Input data -
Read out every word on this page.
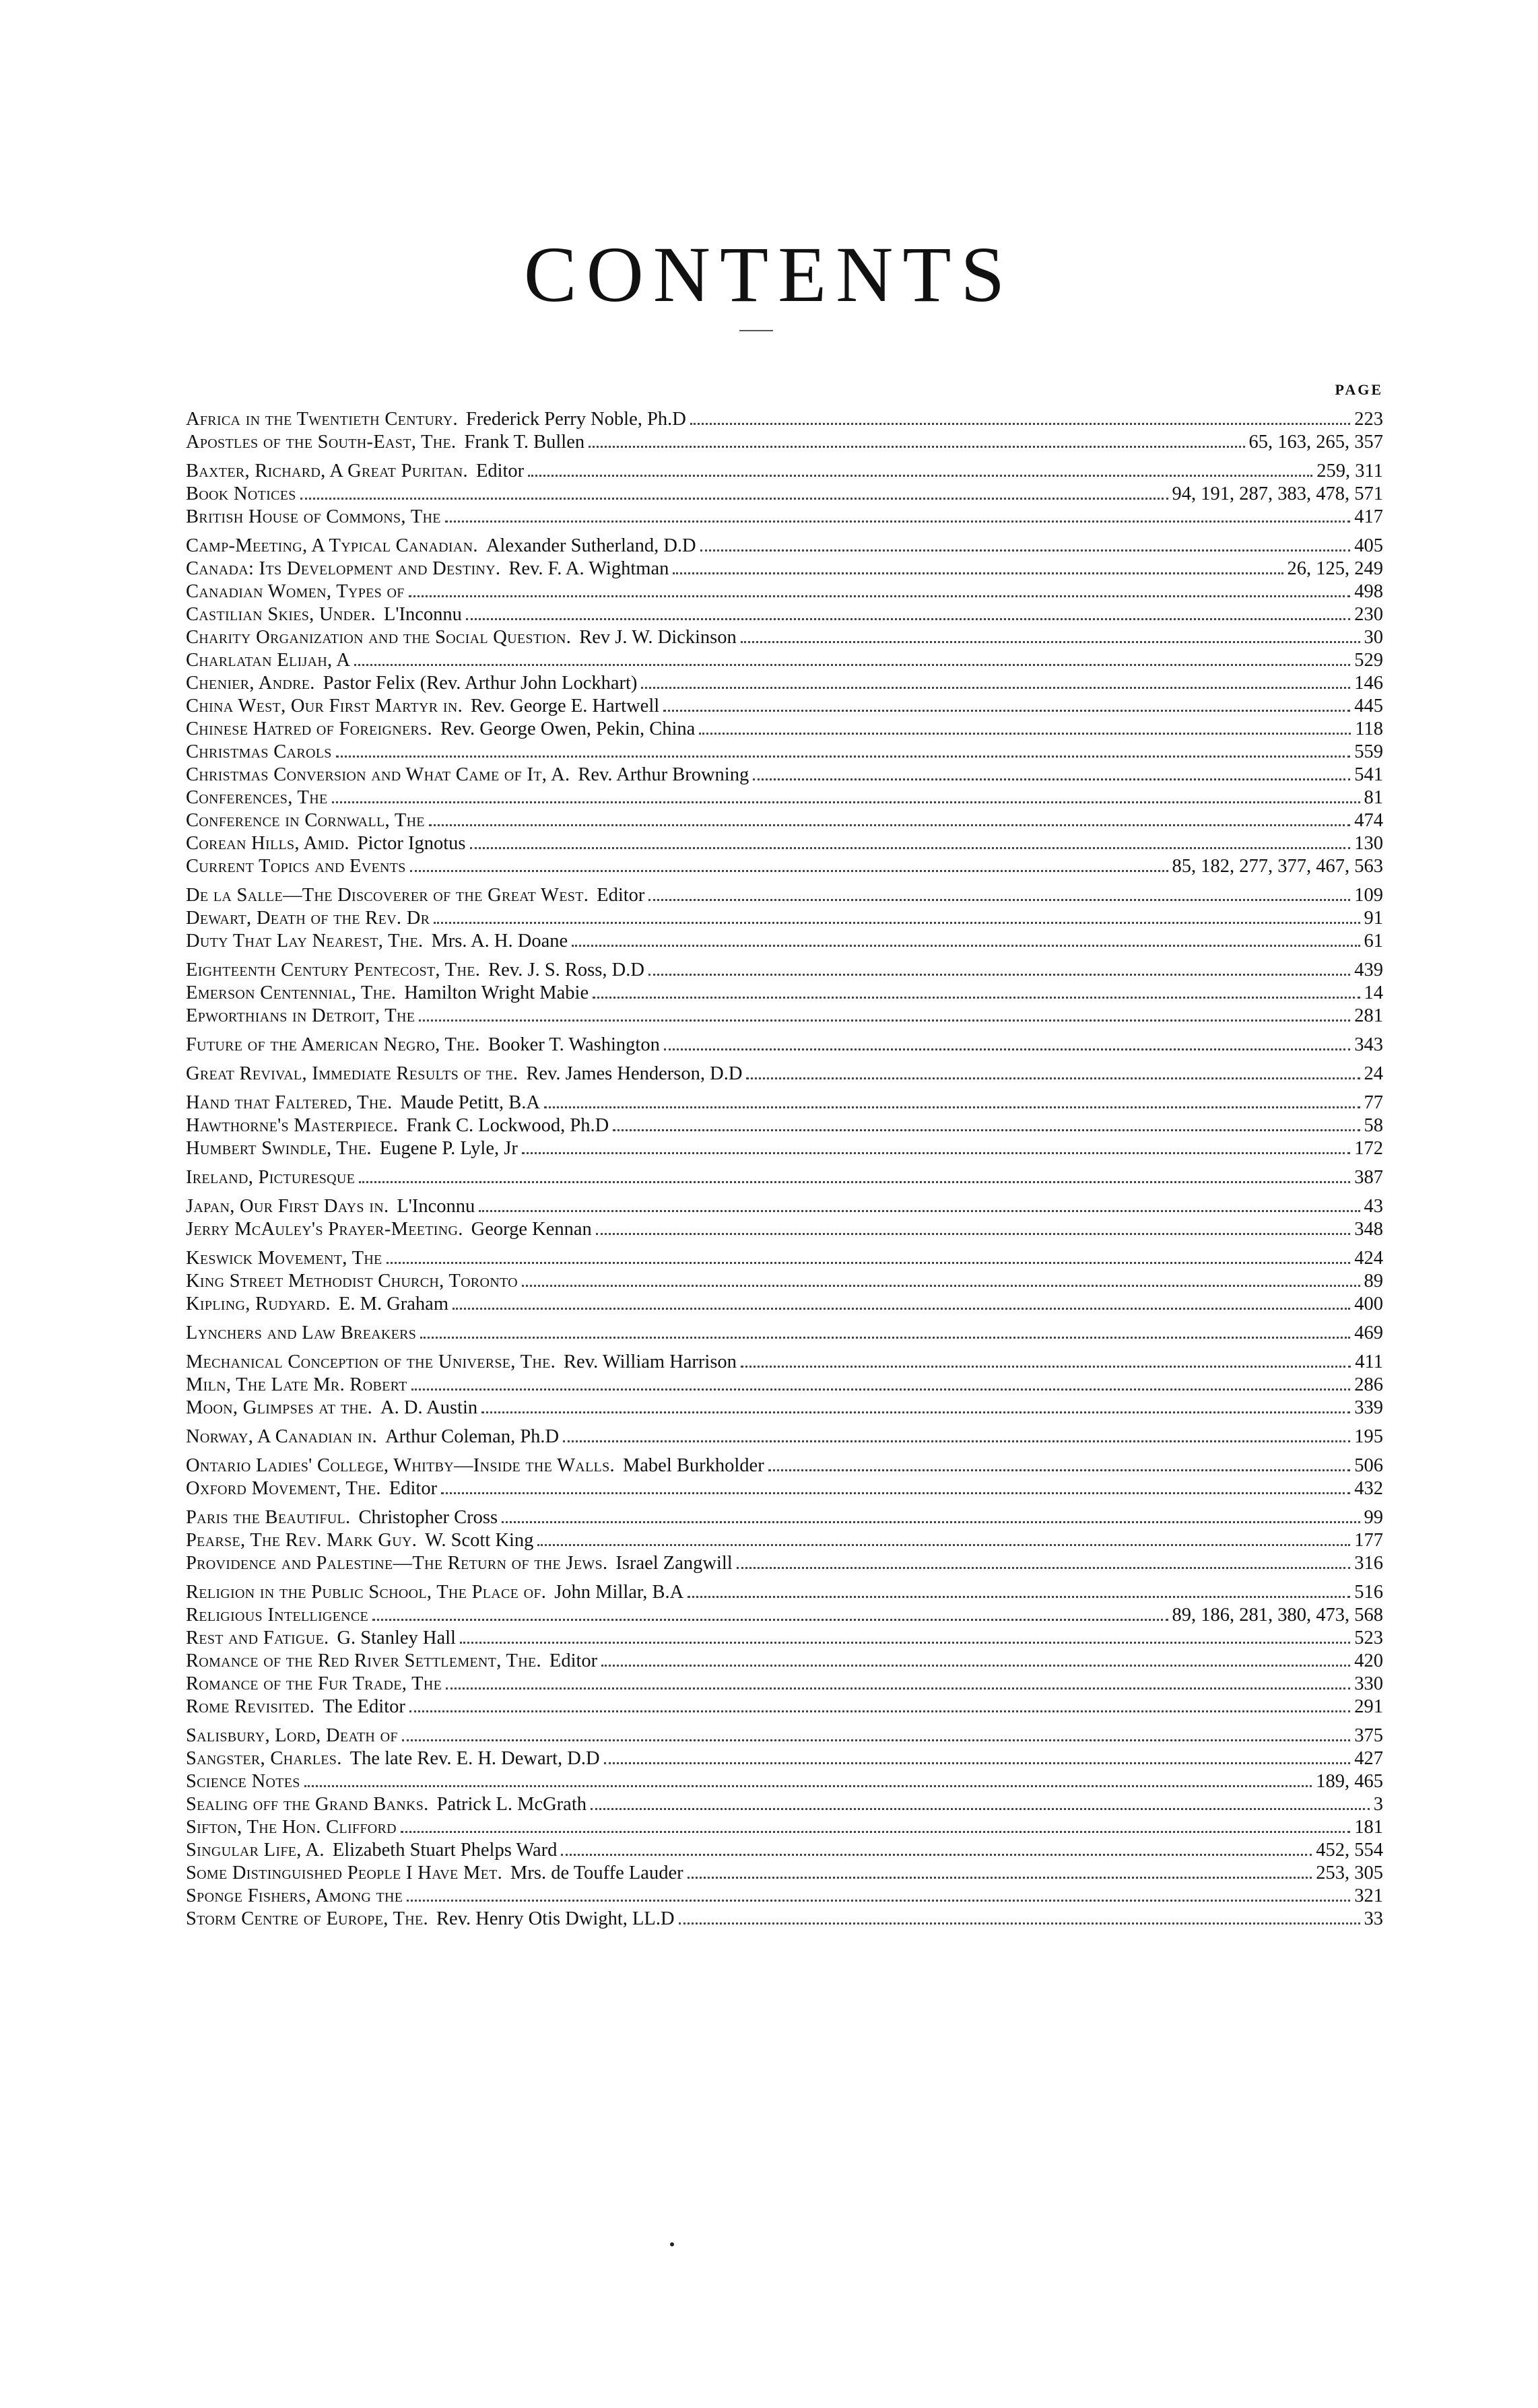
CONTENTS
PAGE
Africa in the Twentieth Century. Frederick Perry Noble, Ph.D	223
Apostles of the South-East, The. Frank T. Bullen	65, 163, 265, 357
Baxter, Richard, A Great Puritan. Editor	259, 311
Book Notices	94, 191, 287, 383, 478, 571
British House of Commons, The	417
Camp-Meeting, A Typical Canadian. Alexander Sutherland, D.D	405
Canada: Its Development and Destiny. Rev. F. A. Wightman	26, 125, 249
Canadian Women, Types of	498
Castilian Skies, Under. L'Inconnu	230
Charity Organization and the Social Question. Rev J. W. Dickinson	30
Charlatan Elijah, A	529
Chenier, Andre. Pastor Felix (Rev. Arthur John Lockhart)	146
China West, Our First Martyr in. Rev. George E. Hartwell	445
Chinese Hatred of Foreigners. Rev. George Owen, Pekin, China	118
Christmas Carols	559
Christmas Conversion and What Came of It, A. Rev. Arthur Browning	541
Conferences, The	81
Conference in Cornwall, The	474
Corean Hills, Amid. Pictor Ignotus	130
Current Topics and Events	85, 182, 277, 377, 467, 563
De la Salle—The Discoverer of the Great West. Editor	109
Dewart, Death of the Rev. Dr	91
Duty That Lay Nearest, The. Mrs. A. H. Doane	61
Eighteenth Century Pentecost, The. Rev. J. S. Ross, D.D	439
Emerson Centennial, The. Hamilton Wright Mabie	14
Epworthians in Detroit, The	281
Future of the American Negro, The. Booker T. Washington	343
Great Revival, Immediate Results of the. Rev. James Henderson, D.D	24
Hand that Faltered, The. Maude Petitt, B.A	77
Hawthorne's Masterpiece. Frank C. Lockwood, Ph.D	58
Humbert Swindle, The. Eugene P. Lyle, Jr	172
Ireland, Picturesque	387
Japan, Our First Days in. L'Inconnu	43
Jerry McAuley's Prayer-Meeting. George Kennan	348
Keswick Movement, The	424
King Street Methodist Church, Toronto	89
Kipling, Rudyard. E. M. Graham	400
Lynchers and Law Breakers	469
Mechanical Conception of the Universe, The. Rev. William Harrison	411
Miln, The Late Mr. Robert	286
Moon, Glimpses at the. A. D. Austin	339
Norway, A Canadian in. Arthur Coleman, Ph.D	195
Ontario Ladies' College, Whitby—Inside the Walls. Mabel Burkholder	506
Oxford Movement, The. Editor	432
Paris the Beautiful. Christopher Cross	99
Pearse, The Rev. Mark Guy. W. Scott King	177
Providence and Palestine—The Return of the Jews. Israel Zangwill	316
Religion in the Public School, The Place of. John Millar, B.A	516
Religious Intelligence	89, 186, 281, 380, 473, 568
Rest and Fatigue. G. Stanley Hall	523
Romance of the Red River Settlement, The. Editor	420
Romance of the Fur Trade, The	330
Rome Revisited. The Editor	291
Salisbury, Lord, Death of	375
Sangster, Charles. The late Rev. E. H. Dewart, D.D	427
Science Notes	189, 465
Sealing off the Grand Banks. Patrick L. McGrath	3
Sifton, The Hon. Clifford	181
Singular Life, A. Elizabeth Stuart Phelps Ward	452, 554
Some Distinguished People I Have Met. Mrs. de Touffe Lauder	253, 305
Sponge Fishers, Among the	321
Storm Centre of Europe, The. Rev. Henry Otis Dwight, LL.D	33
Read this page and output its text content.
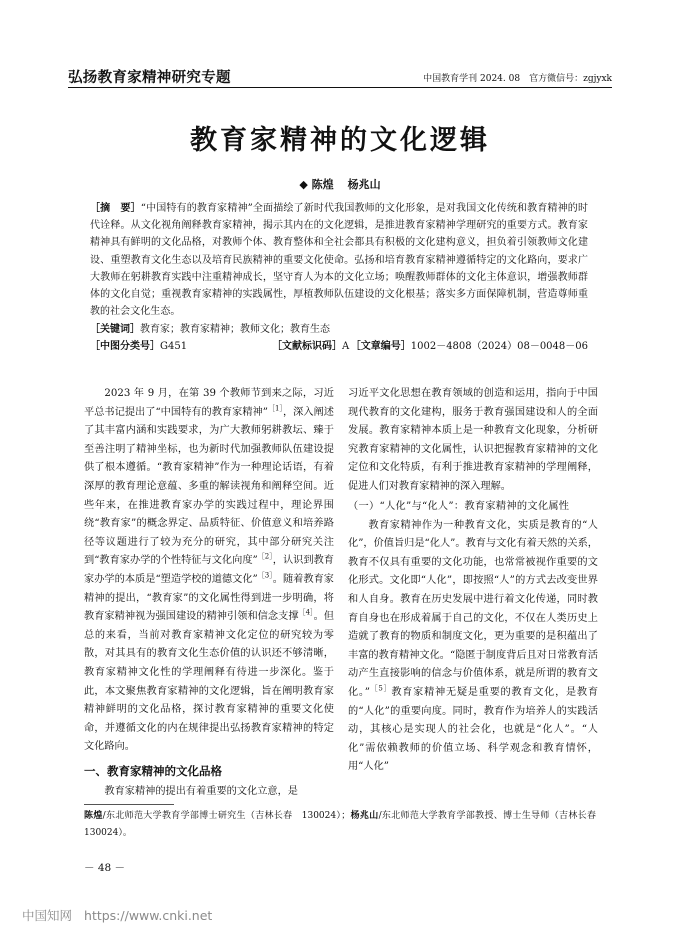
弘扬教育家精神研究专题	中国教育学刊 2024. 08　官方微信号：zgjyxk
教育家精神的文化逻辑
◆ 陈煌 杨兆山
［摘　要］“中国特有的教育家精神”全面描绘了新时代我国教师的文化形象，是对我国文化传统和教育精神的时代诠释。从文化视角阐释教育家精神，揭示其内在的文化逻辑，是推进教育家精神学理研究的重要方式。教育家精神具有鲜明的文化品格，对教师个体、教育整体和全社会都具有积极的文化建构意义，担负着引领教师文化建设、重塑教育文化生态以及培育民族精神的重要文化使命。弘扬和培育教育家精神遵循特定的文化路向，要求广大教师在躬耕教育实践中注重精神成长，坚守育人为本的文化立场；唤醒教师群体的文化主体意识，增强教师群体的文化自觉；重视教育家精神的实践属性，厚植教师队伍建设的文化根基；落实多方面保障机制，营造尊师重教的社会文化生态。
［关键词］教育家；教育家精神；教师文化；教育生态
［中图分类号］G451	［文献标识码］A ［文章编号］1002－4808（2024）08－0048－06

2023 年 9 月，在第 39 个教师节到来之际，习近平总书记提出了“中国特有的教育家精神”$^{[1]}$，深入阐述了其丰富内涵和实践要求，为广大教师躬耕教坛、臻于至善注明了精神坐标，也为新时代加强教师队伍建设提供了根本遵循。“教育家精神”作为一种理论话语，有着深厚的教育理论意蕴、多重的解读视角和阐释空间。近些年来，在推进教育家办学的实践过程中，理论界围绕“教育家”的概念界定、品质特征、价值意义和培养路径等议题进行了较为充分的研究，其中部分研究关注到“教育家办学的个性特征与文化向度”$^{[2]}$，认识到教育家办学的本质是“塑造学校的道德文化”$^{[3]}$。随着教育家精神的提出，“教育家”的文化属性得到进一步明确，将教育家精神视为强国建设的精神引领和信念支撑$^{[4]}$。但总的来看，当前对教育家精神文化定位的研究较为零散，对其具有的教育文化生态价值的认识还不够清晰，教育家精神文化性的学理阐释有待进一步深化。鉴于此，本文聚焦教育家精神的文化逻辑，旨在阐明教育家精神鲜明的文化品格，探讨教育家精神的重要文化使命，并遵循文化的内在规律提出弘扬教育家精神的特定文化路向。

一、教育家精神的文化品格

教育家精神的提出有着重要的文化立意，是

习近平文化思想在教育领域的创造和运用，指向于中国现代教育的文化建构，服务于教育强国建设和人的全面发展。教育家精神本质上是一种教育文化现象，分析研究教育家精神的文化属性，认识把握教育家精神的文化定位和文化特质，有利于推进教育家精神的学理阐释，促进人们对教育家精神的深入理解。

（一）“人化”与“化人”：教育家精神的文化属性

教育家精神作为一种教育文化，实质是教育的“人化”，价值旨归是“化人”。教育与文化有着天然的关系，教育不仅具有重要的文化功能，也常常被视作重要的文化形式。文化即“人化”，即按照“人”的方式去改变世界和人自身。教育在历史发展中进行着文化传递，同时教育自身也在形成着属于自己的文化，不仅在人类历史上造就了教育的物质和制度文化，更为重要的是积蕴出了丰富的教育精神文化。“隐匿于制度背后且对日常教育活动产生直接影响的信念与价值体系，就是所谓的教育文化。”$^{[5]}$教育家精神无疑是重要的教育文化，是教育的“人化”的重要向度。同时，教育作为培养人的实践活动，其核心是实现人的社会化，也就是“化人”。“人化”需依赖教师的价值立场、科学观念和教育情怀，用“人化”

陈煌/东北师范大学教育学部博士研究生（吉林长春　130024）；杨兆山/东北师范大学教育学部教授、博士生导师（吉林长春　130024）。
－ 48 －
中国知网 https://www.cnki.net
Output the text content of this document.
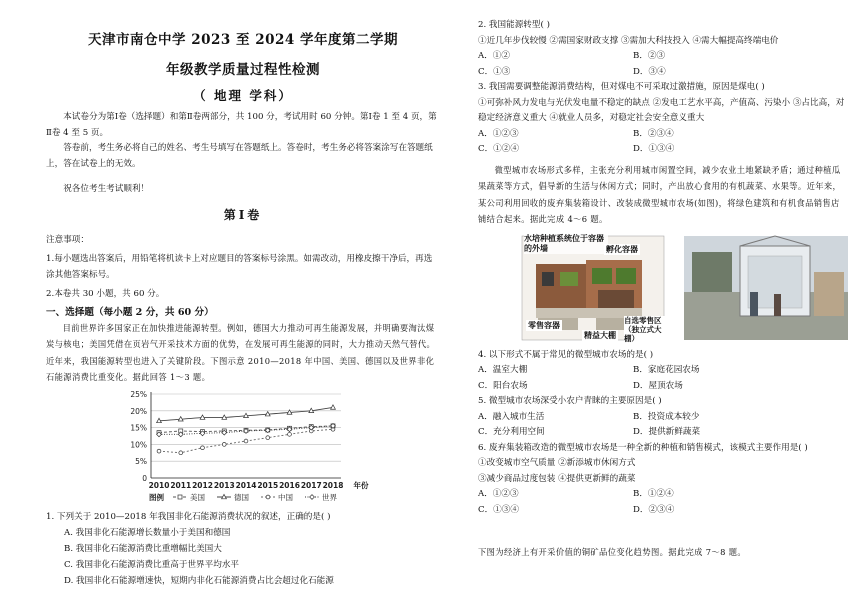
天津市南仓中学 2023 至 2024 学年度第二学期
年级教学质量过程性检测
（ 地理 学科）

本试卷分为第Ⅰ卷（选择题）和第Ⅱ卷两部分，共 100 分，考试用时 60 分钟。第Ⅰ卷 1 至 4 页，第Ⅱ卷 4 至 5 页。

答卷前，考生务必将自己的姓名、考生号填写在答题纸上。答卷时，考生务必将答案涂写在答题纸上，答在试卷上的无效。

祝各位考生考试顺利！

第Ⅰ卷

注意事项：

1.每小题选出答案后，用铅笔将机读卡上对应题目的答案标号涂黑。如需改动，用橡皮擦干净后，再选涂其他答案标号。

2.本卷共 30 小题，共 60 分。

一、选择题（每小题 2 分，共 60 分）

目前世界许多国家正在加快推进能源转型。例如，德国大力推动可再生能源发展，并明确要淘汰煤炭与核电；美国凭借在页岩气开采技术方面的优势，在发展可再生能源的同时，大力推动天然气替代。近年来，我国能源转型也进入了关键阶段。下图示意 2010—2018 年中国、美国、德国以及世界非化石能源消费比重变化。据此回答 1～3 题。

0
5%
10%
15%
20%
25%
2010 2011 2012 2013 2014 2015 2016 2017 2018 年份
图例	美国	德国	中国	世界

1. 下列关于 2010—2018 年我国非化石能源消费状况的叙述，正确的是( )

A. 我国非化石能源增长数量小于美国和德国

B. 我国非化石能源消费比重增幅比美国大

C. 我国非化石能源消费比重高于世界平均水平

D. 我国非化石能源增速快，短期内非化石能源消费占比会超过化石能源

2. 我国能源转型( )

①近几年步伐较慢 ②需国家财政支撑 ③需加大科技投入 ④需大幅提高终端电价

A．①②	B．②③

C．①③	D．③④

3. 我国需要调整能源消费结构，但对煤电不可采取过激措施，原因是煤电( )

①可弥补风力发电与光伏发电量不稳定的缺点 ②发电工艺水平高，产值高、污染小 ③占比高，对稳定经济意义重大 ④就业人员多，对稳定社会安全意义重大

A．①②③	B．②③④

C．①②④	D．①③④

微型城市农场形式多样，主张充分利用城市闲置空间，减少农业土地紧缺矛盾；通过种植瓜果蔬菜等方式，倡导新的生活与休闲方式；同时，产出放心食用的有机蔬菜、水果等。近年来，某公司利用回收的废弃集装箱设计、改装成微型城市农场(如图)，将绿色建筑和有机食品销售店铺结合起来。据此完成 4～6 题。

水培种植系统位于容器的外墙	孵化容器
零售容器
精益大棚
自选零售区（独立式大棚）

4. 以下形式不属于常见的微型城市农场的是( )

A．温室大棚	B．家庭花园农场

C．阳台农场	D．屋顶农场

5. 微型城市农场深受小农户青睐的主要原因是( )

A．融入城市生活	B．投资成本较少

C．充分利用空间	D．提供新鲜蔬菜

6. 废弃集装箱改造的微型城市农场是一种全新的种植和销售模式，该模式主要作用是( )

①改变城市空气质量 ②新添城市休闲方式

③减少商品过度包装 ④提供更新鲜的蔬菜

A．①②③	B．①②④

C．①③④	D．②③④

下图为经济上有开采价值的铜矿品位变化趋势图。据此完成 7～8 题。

Given problem -
In the listing above, find the lines holding the word "Movement" and copy them.

The result -
Keswick Movement, The	424
Oxford Movement, The. Editor	432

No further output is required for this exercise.